• [Your objective]:
Each line containing the word "dead" should be found and copied.

• [Available records]:
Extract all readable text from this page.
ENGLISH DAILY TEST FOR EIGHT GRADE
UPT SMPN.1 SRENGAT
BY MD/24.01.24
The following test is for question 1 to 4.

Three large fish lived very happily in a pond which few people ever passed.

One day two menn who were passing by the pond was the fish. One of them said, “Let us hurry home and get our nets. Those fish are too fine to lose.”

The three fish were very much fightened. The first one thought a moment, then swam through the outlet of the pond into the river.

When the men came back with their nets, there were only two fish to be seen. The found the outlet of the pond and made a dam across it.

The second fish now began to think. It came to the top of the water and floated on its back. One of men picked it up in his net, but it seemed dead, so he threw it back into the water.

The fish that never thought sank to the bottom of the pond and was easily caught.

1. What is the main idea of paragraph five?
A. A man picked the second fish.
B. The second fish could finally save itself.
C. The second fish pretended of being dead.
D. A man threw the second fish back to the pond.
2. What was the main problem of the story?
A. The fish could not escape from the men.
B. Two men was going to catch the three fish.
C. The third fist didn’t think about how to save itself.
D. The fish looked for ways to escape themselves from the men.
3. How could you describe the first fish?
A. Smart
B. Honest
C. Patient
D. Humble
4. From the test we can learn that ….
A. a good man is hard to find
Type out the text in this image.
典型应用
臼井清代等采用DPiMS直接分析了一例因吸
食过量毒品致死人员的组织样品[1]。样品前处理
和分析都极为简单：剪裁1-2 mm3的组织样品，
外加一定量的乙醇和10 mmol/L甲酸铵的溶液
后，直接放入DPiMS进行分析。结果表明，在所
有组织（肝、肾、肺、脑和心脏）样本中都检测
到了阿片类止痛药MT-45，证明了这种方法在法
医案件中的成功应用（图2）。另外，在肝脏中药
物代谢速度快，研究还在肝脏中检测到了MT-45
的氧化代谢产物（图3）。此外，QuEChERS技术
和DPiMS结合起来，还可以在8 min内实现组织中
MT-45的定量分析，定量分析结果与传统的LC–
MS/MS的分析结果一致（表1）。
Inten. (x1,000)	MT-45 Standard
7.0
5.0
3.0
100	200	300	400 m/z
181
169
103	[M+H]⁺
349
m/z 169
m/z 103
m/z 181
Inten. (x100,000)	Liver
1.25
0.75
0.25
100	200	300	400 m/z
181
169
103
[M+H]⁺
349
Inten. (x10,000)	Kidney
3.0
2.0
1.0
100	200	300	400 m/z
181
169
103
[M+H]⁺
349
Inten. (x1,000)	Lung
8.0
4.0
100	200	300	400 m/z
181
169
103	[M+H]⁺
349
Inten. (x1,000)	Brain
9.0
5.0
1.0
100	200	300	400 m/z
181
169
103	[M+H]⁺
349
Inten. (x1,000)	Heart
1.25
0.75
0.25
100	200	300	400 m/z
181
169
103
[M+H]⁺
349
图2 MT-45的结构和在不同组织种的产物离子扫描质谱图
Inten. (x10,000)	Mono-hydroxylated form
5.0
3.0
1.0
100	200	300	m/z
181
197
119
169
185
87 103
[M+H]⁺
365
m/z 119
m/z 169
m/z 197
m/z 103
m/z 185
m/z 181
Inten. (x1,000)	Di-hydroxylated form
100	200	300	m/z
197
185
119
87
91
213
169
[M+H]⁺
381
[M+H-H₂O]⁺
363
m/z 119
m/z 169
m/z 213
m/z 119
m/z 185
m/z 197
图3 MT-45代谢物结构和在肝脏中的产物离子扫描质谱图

• [Correct response]:
The second fish now began to think. It came to the top of the water and floated on its back. One of men picked it up in his net, but it seemed dead, so he threw it back into the water.
C. The second fish pretended of being dead.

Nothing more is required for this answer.